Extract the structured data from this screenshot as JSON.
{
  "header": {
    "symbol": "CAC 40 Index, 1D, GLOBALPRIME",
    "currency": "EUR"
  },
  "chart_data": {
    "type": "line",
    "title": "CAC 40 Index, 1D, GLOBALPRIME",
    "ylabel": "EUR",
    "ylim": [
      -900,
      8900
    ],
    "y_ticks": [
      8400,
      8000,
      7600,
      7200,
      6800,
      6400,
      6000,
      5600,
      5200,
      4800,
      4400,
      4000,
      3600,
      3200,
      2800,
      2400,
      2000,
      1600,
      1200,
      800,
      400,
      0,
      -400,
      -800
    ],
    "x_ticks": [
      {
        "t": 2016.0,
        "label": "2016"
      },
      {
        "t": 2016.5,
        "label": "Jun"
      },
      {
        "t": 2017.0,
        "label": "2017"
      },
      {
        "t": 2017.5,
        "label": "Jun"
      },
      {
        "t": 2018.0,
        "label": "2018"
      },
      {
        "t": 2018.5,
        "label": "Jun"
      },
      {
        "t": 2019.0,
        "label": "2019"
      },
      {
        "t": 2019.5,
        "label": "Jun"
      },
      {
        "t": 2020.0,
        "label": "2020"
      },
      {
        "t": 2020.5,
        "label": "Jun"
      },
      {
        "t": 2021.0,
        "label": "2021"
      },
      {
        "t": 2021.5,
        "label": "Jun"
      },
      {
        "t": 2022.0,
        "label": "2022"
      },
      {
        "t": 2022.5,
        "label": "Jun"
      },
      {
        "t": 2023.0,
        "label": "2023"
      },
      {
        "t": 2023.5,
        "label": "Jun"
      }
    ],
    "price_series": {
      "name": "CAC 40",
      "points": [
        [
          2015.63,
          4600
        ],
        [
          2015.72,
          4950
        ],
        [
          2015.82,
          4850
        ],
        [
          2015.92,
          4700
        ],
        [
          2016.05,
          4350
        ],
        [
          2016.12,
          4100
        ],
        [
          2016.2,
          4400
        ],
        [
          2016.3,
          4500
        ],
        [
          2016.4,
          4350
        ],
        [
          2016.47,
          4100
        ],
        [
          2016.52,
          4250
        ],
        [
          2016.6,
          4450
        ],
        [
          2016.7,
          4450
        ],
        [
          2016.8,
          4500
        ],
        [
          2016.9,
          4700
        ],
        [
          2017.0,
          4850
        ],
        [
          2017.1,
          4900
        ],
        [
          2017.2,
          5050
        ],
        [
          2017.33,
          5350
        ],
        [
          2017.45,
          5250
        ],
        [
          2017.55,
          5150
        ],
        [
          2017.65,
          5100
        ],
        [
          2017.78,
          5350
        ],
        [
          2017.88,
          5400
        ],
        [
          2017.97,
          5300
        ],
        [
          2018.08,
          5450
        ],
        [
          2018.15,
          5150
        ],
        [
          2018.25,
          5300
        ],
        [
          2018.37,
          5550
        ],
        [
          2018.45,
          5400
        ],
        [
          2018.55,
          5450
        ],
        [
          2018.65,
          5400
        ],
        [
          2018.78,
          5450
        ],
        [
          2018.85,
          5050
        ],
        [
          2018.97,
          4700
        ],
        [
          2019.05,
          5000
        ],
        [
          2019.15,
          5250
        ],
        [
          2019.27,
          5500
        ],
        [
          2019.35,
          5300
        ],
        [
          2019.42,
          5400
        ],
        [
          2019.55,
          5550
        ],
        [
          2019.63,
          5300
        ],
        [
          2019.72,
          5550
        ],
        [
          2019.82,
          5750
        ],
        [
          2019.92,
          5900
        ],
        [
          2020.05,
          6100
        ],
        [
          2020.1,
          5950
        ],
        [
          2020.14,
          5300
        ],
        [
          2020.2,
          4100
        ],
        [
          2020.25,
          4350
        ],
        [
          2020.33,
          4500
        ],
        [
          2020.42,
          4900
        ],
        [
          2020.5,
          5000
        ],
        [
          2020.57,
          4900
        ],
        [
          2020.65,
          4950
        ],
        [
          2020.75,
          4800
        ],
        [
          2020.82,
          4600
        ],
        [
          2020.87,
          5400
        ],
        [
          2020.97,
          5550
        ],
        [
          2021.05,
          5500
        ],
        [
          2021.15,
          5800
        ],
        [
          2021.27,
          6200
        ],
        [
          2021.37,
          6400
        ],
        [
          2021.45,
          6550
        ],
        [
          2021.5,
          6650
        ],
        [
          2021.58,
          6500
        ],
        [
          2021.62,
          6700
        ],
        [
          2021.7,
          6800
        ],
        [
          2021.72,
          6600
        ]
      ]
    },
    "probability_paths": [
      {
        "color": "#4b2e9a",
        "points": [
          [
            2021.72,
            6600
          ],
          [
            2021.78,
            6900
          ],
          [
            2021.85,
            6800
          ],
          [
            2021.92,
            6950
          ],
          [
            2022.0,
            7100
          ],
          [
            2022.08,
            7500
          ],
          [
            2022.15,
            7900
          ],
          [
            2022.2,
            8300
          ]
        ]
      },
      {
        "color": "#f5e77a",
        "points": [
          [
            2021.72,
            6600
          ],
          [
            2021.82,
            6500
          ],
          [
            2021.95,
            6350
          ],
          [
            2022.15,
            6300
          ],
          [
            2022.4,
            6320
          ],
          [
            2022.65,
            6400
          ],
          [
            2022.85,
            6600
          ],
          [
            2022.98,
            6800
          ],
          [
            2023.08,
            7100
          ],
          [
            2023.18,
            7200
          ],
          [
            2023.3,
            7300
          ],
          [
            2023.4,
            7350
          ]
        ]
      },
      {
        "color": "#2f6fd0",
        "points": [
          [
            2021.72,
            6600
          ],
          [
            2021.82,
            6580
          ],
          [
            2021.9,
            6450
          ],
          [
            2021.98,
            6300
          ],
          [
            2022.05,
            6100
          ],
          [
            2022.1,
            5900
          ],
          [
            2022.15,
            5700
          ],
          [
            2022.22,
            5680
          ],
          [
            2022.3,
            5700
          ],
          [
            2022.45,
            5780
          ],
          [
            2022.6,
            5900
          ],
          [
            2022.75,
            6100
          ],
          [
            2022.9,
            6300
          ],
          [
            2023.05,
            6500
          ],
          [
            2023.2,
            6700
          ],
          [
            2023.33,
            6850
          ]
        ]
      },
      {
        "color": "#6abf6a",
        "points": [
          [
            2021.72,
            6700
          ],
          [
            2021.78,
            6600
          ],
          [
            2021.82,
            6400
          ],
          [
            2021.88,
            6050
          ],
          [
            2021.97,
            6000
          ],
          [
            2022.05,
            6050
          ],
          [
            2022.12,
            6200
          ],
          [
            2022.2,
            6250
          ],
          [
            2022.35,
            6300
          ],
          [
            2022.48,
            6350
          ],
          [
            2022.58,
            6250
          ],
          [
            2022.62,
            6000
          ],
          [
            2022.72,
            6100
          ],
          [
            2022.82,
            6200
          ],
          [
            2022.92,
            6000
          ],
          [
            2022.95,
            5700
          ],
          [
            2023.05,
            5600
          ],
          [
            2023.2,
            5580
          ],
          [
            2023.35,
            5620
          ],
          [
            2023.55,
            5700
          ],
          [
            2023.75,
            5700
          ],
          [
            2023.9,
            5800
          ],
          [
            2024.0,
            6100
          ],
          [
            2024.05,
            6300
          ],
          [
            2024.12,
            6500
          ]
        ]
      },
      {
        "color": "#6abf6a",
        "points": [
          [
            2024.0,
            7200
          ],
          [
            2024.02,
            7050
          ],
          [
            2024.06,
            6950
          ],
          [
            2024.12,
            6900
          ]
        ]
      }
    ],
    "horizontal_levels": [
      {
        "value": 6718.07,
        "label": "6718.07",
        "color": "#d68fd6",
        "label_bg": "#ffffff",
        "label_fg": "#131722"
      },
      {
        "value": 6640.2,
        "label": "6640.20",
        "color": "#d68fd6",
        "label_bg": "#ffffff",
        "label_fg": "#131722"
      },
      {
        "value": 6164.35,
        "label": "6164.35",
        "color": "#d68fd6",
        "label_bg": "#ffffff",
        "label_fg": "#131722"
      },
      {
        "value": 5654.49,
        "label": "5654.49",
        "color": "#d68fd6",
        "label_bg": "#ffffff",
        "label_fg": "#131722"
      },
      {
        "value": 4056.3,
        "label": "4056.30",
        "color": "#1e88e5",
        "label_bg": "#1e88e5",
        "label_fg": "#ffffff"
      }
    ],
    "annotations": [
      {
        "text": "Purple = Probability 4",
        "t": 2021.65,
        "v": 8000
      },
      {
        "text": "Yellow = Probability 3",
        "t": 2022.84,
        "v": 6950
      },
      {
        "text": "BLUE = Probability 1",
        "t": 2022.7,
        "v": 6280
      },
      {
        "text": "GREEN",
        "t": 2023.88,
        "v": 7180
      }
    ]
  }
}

+++++

Required task - Copy out each line in the listing that has the word "GLOBALPRIME".

Solution to this problem -
    "symbol": "CAC 40 Index, 1D, GLOBALPRIME",
    "title": "CAC 40 Index, 1D, GLOBALPRIME",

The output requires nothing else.